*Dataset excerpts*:
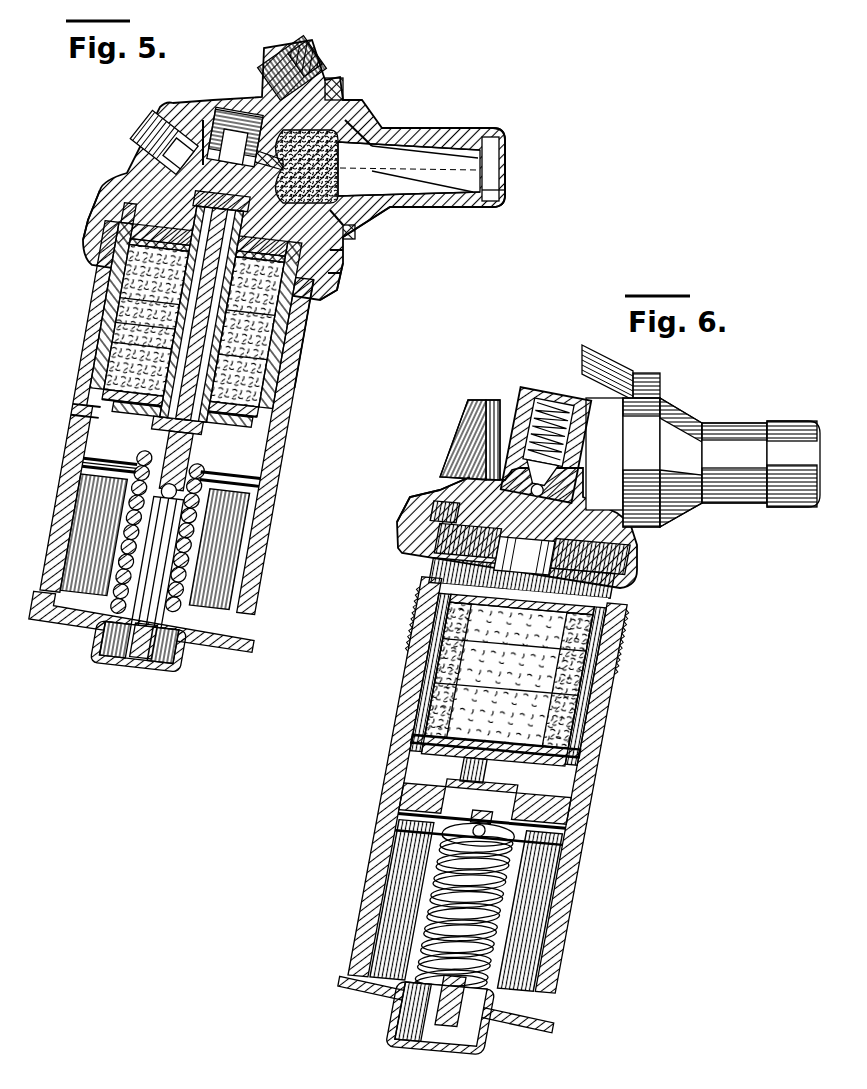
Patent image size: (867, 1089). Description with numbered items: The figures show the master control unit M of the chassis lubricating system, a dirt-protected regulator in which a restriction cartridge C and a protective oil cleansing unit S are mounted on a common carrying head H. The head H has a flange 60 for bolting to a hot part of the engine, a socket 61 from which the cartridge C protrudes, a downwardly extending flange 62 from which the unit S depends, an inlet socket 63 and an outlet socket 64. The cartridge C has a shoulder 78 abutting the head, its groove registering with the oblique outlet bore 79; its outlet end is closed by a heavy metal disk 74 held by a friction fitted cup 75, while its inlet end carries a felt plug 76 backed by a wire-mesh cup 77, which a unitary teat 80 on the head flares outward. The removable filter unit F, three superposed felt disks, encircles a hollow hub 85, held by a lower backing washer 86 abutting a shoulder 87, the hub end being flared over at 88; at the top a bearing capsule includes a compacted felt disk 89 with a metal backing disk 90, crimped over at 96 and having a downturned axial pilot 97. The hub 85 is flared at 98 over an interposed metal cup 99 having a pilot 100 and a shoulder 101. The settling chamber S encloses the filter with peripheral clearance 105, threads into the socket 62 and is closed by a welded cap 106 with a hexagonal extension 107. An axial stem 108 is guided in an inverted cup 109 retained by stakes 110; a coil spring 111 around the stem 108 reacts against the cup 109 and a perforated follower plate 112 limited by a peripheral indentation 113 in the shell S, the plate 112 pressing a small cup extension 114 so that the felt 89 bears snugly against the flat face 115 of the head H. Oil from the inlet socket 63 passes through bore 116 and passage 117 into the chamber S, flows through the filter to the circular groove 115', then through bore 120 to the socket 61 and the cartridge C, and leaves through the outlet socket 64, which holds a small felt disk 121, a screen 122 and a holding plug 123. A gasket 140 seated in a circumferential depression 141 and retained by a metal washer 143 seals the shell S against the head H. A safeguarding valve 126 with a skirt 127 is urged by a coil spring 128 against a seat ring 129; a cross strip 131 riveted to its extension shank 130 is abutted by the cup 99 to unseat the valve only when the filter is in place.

In FIG. 5, the flange 60 is at (344, 83).
In FIG. 6, the flange 60 is at (660, 380).
In FIG. 5, the socket 61 is at (367, 220).
In FIG. 5, the downwardly extending flange 62 is at (333, 292).
In FIG. 5, the inlet socket 63 is at (137, 145).
In FIG. 5, the outlet socket 64 is at (270, 66).
In FIG. 5, the heavy disk of metal 74 is at (495, 145).
In FIG. 5, the friction fitted cup 75 is at (500, 192).
In FIG. 5, the plug of dense wool felt 76 is at (367, 143).
In FIG. 5, the rounded cup of fine wire mesh 77 is at (403, 135).
In FIG. 5, the shoulder 78 is at (417, 207).
In FIG. 5, the oblique outlet bore 79 is at (360, 130).
In FIG. 5, the unitary teat 80 is at (348, 240).
In FIG. 5, the hollow mounting hub 85 is at (183, 330).
In FIG. 5, the lower backing washer 86 is at (263, 433).
In FIG. 6, the lower backing washer 86 is at (567, 772).
In FIG. 5, the shoulder 87 is at (243, 402).
In FIG. 5, the flared lower end 88 is at (88, 420).
In FIG. 5, the felt disk 89 is at (200, 228).
In FIG. 5, the metal backing disk 90 is at (342, 273).
In FIG. 5, the crimp 96 is at (120, 207).
In FIG. 5, the downturned axial pilot 97 is at (187, 297).
In FIG. 5, the flare 98 is at (130, 177).
In FIG. 5, the interposed metal cup 99 is at (347, 252).
In FIG. 5, the pilot 100 is at (308, 303).
In FIG. 5, the shoulder 101 is at (130, 265).
In FIG. 5, the peripheral clearance 105 is at (267, 368).
In FIG. 5, the cap 106 is at (218, 647).
In FIG. 6, the cap 106 is at (540, 1020).
In FIG. 5, the hexagonal extension 107 is at (95, 660).
In FIG. 6, the hexagonal extension 107 is at (400, 1023).
In FIG. 5, the axial stem 108 is at (160, 568).
In FIG. 6, the axial stem 108 is at (483, 937).
In FIG. 5, the inverted cup 109 is at (197, 640).
In FIG. 6, the inverted cup 109 is at (507, 1013).
In FIG. 5, the stakes 110 is at (152, 640).
In FIG. 6, the stakes 110 is at (445, 1020).
In FIG. 5, the coil spring 111 is at (193, 528).
In FIG. 6, the coil spring 111 is at (502, 878).
In FIG. 5, the perforated metal follower plate 112 is at (250, 463).
In FIG. 6, the perforated metal follower plate 112 is at (573, 830).
In FIG. 5, the peripheral indentation 113 is at (97, 412).
In FIG. 6, the peripheral indentation 113 is at (573, 815).
In FIG. 5, the small cup extension 114 is at (277, 458).
In FIG. 6, the small cup extension 114 is at (517, 777).
In FIG. 6, the flat face 115 is at (470, 427).
In FIG. 6, the circular groove 115' is at (512, 427).
In FIG. 5, the axial bore 116 is at (203, 120).
In FIG. 5, the passage 117 is at (237, 110).
In FIG. 6, the passage 117 is at (507, 840).
In FIG. 5, the bore 120 is at (365, 232).
In FIG. 5, the small felt disk 121 is at (300, 88).
In FIG. 5, the screen 122 is at (322, 100).
In FIG. 5, the holding plug 123 is at (298, 67).
In FIG. 6, the valve 126 is at (556, 478).
In FIG. 6, the skirt 127 is at (565, 452).
In FIG. 6, the coil spring 128 is at (547, 394).
In FIG. 6, the valve seat ring 129 is at (560, 493).
In FIG. 6, the extension shank 130 is at (505, 522).
In FIG. 6, the elongated cross strip 131 is at (550, 533).
In FIG. 6, the gasket 140 is at (437, 488).
In FIG. 6, the circumferential depression 141 is at (455, 480).
In FIG. 6, the metal washer 143 is at (433, 507).
In FIG. 5, the restriction cartridge C is at (455, 130).
In FIG. 6, the restriction cartridge C is at (748, 423).
In FIG. 5, the filter unit F is at (290, 352).
In FIG. 6, the filter unit F is at (447, 665).
In FIG. 5, the carrying head H is at (210, 98).
In FIG. 6, the carrying head H is at (460, 433).
In FIG. 5, the master control unit M is at (97, 190).
In FIG. 6, the master control unit M is at (613, 682).
In FIG. 5, the oil cleansing unit S is at (290, 420).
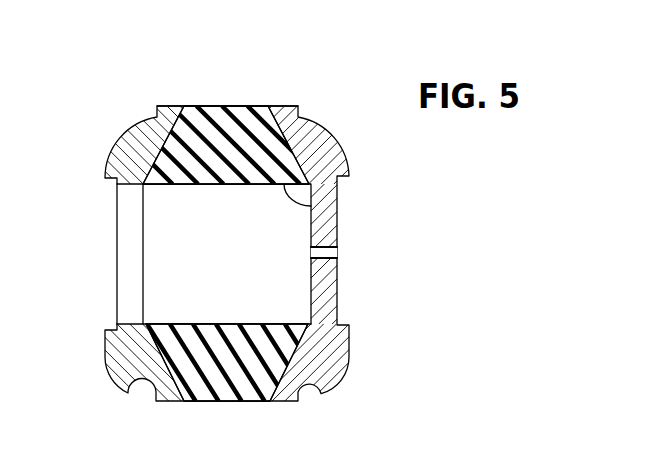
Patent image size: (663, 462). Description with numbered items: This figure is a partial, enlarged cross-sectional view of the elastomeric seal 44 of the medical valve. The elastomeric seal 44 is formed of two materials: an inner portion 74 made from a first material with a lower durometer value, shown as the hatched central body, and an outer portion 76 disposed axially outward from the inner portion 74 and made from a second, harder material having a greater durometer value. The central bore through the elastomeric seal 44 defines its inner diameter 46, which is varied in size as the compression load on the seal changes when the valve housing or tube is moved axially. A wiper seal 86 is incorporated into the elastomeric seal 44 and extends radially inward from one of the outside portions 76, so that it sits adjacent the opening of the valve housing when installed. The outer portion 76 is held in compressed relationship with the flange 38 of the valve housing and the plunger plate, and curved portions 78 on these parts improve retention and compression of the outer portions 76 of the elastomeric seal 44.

The outer portion 76 is at (135, 142).
The inner portion 74 is at (208, 130).
The elastomeric seal 44 is at (242, 97).
The inner diameter 46 is at (312, 206).
The wiper seal 86 is at (337, 285).
The flange 38 is at (104, 338).
The curved portions 78 is at (167, 401).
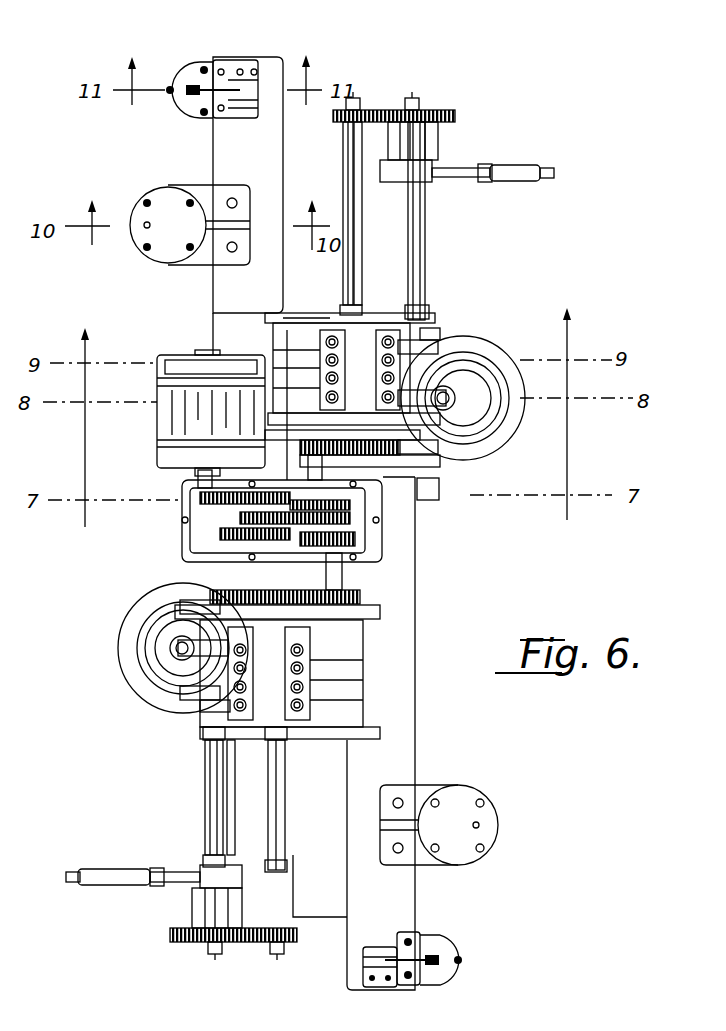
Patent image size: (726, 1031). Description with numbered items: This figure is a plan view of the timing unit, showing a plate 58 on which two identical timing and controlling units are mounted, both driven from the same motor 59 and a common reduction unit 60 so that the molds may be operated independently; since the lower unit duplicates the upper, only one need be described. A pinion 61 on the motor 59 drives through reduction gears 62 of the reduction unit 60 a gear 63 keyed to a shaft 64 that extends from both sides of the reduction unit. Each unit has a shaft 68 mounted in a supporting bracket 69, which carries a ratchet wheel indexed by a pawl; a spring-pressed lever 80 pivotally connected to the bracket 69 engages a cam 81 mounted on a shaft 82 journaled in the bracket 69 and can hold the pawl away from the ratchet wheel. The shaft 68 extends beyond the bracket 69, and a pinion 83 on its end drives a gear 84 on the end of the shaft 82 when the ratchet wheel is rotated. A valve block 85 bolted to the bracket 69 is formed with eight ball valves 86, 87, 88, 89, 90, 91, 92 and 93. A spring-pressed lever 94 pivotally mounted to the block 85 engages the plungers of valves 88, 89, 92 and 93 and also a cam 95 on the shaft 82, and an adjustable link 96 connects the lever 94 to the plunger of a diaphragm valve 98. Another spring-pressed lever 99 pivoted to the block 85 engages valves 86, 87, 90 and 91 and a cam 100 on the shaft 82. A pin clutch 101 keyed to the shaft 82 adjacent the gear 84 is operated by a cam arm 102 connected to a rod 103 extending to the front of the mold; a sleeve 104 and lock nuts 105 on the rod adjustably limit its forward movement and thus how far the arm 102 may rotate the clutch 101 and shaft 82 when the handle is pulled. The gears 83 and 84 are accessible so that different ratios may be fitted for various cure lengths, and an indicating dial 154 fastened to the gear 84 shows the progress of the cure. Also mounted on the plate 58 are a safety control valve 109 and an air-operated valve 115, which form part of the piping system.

The plate 58 is at (390, 585).
The motor 59 is at (195, 415).
The reduction unit 60 is at (182, 540).
The pinion 61 is at (205, 485).
The reduction gears 62 is at (200, 512).
The gear 63 is at (383, 538).
The shaft 64 is at (417, 490).
The shaft 68 is at (345, 260).
The supporting bracket 69 is at (285, 315).
The spring-pressed lever 80 is at (470, 462).
The cam 81 is at (485, 438).
The shaft 82 is at (420, 290).
The pinion 83 is at (350, 98).
The gear 84 is at (455, 115).
The valve block 85 is at (358, 295).
The valve 86 is at (332, 335).
The valve 87 is at (326, 360).
The valve 88 is at (326, 378).
The valve 89 is at (326, 397).
The valve 90 is at (388, 335).
The valve 91 is at (382, 360).
The valve 92 is at (382, 378).
The valve 93 is at (382, 397).
The spring-pressed lever 94 is at (460, 350).
The cam 95 is at (470, 360).
The adjustable link 96 is at (480, 412).
The diaphragm valve 98 is at (470, 392).
The spring-pressed lever 99 is at (440, 335).
The cam 100 is at (440, 345).
The pin clutch 101 is at (440, 140).
The cam arm 102 is at (435, 182).
The rod 103 is at (545, 180).
The sleeve 104 is at (535, 165).
The lock nuts 105 is at (485, 185).
The safety control valve 109 is at (205, 60).
The air-operated valve 115 is at (162, 185).
The indicating dial 154 is at (420, 110).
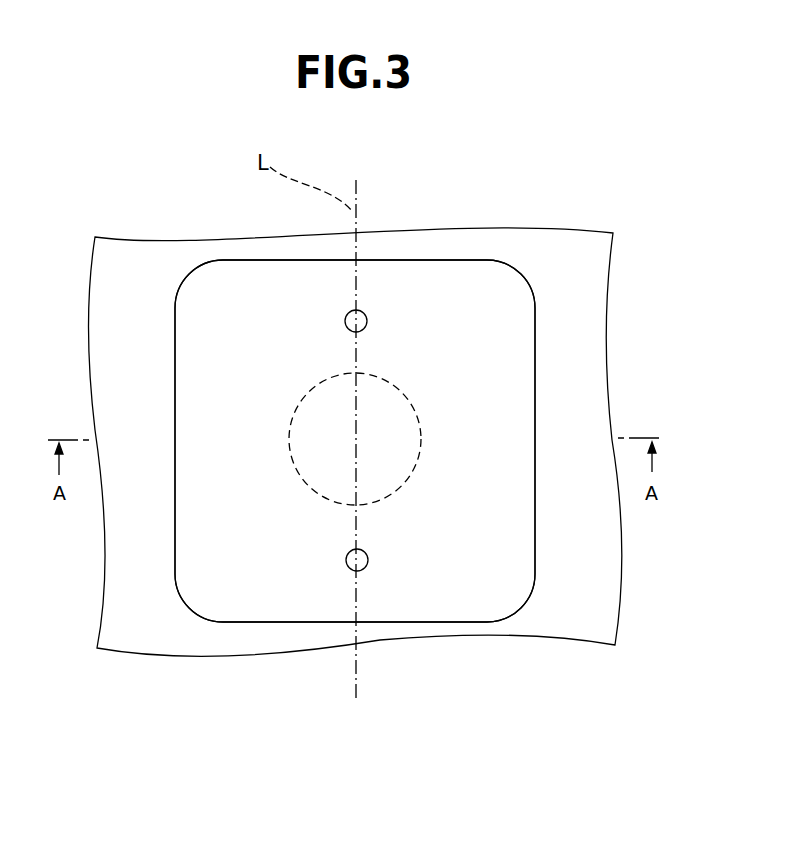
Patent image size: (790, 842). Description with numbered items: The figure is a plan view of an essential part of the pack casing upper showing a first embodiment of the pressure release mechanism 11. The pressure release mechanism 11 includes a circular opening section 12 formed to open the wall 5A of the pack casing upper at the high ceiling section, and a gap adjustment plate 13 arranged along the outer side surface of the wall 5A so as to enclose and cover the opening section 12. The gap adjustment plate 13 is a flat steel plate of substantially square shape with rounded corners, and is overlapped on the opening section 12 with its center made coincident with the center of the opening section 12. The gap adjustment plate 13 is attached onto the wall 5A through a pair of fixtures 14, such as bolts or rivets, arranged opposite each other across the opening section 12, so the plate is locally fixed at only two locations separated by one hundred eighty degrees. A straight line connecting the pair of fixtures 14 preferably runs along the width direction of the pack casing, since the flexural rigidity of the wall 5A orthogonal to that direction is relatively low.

The wall 5A is at (603, 592).
The pressure release mechanism 11 is at (173, 557).
The opening section 12 is at (385, 392).
The gap adjustment plate 13 is at (268, 320).
The fixtures 14 is at (358, 314).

*TASK BRIEF*: Retype the records starting with the line containing "Patent image size: (663, 462)." and going on through the line containing "The elastomeric seal 44 is at (242, 97).", keeping every character as it is.

*RESULT FOR THIS TASK*:
Patent image size: (663, 462). Description with numbered items: This figure is a partial, enlarged cross-sectional view of the elastomeric seal 44 of the medical valve. The elastomeric seal 44 is formed of two materials: an inner portion 74 made from a first material with a lower durometer value, shown as the hatched central body, and an outer portion 76 disposed axially outward from the inner portion 74 and made from a second, harder material having a greater durometer value. The central bore through the elastomeric seal 44 defines its inner diameter 46, which is varied in size as the compression load on the seal changes when the valve housing or tube is moved axially. A wiper seal 86 is incorporated into the elastomeric seal 44 and extends radially inward from one of the outside portions 76, so that it sits adjacent the opening of the valve housing when installed. The outer portion 76 is held in compressed relationship with the flange 38 of the valve housing and the plunger plate, and curved portions 78 on these parts improve retention and compression of the outer portions 76 of the elastomeric seal 44.

The outer portion 76 is at (135, 142).
The inner portion 74 is at (208, 130).
The elastomeric seal 44 is at (242, 97).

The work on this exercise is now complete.